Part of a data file
********************
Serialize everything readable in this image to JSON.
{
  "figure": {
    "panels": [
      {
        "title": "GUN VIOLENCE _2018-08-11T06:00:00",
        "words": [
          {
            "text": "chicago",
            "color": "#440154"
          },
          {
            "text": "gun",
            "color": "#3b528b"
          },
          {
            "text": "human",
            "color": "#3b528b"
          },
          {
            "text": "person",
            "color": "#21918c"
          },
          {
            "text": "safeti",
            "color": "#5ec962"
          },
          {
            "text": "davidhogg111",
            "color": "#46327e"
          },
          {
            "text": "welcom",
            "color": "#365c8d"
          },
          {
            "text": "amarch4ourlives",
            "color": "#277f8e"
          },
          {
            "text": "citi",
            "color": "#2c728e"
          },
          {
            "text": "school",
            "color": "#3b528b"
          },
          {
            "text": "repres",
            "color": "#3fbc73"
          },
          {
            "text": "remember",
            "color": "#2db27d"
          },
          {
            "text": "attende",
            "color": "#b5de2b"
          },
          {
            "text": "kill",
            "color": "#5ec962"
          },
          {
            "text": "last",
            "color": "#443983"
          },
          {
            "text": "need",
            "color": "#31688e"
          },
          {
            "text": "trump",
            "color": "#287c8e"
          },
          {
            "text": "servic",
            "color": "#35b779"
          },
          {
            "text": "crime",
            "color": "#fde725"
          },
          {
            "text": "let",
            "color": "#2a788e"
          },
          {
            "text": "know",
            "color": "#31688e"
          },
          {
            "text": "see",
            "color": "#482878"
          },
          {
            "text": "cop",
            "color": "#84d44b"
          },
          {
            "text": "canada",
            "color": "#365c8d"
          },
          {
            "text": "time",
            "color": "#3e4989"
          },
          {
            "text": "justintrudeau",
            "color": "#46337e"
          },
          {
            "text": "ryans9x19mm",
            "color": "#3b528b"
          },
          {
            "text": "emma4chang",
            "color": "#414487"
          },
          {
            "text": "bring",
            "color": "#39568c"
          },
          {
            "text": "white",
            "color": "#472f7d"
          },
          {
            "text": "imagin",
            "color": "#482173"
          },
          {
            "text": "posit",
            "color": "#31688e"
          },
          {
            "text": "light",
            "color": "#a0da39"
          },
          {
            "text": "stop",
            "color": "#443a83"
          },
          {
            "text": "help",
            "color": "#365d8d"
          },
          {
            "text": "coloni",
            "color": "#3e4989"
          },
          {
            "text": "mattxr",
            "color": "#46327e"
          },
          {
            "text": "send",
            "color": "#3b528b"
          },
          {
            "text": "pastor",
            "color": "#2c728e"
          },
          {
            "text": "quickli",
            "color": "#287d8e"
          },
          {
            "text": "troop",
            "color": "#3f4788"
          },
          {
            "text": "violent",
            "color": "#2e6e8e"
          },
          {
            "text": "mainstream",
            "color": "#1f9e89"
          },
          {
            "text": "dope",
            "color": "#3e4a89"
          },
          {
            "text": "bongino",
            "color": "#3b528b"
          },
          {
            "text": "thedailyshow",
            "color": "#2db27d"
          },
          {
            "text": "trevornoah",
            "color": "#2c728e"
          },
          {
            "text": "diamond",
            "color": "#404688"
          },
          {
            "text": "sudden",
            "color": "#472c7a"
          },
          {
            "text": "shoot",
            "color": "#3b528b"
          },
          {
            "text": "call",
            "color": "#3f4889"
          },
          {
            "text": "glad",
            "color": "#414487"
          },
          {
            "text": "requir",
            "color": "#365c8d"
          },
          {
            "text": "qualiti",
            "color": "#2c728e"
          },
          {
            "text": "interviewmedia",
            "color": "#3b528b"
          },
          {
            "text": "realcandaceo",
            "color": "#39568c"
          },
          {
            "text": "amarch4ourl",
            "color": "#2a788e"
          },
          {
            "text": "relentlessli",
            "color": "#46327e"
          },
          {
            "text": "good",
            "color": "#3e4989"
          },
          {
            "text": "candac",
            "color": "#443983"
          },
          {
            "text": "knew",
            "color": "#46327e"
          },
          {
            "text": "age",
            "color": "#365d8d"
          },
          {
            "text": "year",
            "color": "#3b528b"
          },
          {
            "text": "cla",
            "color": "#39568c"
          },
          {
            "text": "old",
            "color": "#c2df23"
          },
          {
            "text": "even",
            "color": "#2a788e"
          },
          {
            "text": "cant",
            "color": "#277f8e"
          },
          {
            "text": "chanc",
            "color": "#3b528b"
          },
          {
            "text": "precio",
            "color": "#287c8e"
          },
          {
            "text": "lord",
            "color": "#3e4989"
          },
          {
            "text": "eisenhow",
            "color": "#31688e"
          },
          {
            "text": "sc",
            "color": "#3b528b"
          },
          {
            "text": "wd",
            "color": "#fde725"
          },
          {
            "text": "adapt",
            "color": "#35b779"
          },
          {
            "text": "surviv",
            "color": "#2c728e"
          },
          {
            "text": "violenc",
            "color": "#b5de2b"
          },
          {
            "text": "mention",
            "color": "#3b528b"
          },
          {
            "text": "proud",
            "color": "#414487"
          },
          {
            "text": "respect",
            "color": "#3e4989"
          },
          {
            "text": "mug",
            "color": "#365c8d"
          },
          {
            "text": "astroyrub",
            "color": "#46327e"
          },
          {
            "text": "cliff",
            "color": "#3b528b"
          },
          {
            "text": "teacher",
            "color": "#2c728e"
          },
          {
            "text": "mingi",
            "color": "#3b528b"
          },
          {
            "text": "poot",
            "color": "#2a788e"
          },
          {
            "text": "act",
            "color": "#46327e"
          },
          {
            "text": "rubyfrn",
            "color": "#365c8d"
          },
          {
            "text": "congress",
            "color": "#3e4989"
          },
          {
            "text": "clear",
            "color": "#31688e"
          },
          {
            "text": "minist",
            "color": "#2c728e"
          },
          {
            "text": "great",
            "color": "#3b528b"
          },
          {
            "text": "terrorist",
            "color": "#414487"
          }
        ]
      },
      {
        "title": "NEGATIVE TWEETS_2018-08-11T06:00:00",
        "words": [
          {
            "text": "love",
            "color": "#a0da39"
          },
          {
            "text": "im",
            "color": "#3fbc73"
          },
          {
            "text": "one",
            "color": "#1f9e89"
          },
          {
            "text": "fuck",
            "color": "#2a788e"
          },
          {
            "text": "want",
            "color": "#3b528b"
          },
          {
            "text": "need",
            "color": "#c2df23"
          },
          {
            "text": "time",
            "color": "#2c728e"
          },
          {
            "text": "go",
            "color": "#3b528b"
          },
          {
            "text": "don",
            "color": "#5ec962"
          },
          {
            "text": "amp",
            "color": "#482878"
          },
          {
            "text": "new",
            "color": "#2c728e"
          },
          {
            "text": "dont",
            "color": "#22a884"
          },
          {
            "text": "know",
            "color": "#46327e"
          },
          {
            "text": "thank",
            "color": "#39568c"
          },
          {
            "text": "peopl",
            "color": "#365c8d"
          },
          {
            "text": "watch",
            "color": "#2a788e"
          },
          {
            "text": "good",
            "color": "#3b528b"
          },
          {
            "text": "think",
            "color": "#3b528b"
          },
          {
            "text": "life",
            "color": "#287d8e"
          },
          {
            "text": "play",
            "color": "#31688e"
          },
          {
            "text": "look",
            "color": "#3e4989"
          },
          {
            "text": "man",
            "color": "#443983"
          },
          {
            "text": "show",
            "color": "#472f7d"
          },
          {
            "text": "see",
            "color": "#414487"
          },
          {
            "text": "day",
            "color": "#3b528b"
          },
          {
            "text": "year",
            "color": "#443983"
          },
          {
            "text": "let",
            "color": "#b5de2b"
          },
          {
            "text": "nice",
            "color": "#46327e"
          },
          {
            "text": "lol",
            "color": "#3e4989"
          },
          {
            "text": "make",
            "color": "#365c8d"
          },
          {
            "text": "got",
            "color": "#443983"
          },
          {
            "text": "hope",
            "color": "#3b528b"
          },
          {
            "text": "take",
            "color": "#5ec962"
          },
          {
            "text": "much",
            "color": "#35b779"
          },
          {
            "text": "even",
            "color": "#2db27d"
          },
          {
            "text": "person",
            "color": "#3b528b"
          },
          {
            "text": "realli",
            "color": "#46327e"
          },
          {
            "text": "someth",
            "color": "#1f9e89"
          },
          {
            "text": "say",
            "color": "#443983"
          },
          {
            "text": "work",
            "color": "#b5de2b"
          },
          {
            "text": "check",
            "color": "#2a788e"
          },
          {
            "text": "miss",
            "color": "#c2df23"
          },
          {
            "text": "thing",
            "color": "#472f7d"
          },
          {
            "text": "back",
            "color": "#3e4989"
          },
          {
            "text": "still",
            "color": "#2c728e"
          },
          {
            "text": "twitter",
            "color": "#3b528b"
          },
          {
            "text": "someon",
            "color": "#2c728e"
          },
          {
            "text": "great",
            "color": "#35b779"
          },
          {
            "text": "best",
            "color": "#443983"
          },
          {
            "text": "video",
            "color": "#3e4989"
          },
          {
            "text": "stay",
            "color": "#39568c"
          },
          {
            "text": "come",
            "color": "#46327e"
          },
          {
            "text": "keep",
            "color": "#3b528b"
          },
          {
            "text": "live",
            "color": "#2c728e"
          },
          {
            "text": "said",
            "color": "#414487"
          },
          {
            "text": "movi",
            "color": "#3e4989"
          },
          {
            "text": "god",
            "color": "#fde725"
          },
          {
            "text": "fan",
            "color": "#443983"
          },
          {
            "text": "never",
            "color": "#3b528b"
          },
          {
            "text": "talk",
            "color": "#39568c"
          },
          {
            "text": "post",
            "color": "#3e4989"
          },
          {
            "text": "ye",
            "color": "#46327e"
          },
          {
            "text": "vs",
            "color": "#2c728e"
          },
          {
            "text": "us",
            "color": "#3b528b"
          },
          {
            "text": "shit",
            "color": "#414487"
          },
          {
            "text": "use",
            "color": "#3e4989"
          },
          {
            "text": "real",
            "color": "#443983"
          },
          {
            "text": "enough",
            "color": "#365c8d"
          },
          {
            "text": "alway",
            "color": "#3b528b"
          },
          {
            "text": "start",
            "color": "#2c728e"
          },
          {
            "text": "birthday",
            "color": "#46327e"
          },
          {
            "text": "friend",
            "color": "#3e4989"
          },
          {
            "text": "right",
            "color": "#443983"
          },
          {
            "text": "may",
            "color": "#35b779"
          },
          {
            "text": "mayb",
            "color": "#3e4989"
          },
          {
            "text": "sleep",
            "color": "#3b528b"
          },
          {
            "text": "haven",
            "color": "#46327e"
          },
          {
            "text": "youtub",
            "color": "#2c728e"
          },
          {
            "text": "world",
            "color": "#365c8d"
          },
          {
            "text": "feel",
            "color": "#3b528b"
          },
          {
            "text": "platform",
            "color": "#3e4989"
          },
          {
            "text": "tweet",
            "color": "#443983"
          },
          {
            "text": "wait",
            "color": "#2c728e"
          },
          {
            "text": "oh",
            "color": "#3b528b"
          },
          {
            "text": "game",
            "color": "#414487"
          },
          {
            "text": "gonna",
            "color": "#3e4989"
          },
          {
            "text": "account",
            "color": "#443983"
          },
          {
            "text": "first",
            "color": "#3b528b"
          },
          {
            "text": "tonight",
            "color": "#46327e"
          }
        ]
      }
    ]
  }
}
********************
What to produce: Using the listing above, list every line in which the string "title" occurs.

Written solution:
        "title": "GUN VIOLENCE _2018-08-11T06:00:00",
        "title": "NEGATIVE TWEETS_2018-08-11T06:00:00",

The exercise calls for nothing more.